**PROBLEM A**:
Do the following statements agree with the summary about Gogol? Answer yes or no for each, and quote the words of the summary that decide it.
(i) Ashoke explains what Gogol's name really means after parking in the Ganguli's driveway.
(ii) Maxine's parents live in a three-story house.
(iii) Maxine's grandparents live in the mountains in New Hampshire.
**PROBLEM B**: Carry the summary about Gogol forward from its last sentence.

**TEXT**:
════════════════
When he goes home for the summer, Gogol's train is suddenly stopped and temporarily loses electricity. A man had jumped in front of the train and committed suicide, and the wait for the authorities causes a long delay. Ashoke, who is waiting at the train station for Gogol, becomes very concerned when he calls the train company and hears of this incident. When they pull into the Ganguli's driveway, Ashoke turns off the car and finally explains the true significance of Gogol's name. Gogol is deeply troubled by this news, asking his father why he didn't tell him this earlier. He starts to regret changing his name and changing his identity.
He lives in a very small apartment in New York City, where he has landed a job in an established architectural office after graduating from Columbia. He is rather stiff personality-wise, perpetually angry or else always on the lookout for someone to make a stereotypical comment about his background.
At a party, Gogol meets a very attractive and rather socially aggressive girl named Maxine. Gogol becomes completely wrapped up in her and her family. Maxine's parents are financially well off and live in a four-story house in New York City. Maxine has one floor to herself and invites Gogol to move in. Gogol becomes a member of the family, helping with the cooking and shopping. Maxine's parents appear to have accepted him as a son. When Maxine's parents leave the city for the summer, they invite Maxine and Gogol to join them for a couple of weeks. They are staying in the mountains in New Hampshire, where Maxine's grandparents live.
════════════════
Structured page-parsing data

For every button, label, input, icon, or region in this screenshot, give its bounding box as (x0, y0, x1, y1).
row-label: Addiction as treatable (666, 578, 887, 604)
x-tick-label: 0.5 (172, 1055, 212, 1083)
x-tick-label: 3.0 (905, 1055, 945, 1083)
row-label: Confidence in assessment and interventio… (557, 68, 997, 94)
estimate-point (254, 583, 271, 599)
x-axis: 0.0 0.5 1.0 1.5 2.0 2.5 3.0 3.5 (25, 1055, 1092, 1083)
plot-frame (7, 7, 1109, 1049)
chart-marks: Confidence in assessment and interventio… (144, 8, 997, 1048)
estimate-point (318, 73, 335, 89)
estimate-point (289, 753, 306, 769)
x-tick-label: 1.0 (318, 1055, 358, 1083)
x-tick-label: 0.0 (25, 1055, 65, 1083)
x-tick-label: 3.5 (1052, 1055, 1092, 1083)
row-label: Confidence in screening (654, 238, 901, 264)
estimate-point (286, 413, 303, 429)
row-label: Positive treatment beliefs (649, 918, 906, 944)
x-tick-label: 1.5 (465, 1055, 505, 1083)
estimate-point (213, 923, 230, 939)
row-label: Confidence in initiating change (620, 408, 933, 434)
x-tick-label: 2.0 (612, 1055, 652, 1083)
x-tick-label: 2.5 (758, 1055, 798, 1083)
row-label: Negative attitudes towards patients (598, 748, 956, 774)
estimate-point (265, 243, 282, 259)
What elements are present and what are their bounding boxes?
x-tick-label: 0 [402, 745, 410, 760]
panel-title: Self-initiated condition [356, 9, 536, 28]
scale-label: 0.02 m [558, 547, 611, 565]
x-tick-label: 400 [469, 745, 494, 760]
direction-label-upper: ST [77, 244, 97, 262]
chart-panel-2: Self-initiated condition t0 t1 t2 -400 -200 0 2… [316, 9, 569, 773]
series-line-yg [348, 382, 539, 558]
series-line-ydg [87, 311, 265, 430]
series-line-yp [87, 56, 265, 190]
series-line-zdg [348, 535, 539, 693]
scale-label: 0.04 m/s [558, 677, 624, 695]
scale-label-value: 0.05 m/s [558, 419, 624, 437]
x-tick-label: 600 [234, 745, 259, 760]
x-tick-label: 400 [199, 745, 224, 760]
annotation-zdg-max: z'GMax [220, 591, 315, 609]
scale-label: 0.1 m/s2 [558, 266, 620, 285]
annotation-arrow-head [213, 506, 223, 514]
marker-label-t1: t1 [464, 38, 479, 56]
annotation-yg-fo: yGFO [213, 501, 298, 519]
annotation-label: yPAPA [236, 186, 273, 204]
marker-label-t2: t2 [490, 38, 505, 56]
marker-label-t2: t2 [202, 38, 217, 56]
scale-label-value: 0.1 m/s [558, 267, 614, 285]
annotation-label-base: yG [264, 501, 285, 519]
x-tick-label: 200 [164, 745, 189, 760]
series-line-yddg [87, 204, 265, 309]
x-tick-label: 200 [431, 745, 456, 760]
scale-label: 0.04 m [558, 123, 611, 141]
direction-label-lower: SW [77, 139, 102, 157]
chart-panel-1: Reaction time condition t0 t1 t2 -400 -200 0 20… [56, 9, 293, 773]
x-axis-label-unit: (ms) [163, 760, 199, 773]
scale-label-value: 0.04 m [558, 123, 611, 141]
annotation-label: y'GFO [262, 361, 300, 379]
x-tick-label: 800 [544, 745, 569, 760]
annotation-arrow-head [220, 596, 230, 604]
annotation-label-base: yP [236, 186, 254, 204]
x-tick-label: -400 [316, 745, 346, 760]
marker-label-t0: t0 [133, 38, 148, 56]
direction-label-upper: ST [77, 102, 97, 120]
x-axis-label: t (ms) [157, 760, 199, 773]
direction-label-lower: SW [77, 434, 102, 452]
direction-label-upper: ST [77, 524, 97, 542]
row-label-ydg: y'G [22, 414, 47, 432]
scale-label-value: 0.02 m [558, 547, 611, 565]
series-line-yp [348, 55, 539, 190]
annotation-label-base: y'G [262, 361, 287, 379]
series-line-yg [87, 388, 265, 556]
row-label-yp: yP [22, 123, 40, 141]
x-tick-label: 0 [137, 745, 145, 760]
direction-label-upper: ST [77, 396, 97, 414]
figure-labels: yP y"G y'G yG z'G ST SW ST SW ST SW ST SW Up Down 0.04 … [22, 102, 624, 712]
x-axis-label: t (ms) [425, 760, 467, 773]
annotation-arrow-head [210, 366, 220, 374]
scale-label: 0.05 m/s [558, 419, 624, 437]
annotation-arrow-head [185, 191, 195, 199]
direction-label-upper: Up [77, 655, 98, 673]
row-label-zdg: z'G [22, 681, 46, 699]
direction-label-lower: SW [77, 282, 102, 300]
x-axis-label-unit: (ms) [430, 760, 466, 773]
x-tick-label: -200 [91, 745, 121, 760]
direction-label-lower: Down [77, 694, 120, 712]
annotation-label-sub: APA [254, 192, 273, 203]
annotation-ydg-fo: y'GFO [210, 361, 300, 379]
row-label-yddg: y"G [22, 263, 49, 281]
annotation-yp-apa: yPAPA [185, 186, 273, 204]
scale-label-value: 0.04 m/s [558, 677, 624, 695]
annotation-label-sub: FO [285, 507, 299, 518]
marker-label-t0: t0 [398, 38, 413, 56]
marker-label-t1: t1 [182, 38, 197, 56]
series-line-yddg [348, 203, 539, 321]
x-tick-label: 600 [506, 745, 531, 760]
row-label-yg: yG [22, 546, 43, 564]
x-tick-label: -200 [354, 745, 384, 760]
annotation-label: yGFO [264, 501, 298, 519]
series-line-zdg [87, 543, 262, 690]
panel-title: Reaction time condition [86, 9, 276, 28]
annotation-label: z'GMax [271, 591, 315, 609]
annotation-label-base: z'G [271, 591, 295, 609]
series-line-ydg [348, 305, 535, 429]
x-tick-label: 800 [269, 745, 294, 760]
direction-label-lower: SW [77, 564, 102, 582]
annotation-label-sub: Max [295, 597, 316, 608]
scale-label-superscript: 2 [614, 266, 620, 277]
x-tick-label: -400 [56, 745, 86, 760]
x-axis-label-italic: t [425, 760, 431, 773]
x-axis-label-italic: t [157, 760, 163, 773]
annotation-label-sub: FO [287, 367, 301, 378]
════════════════
**EXPECTED ANSWER A**:
(i) Yes: "When they pull into the Ganguli's driveway, Ashoke turns off the car and finally explains the true significance of Gogol's name."
(ii) No: "live in a four-story house in New York City"
(iii) Yes: "They are staying in the mountains in New Hampshire, where Maxine's grandparents live."

**EXPECTED ANSWER B**:
Gogol introduces Maxine to his parents. Ashima dismisses Maxine as something that Gogol will eventually get over. Shortly after this meeting, Gogol's father dies of a heart attack while teaching a semester in Ohio. Gogol travels to Ohio to gather his father's belongings and his father's ashes. Something inside of Gogol changes. He slowly withdraws from Maxine as he tries to sort out his emotions. Gogol breaks off the relationship and begins to spend more time with his mother and sister, Sonia.
Ashima, after some time has gone by, suggests that Gogol contact the daughter of one of her friends. Gogol knows of the woman from his own childhood. Her name is Moushumi, and she has had the unfortunate experience of having planned a wedding only to have her intended groom change his mind at the last minute. Gogol is reluctant to meet with Moushumi because she is Bengali. But he meets her anyway, to please his mother.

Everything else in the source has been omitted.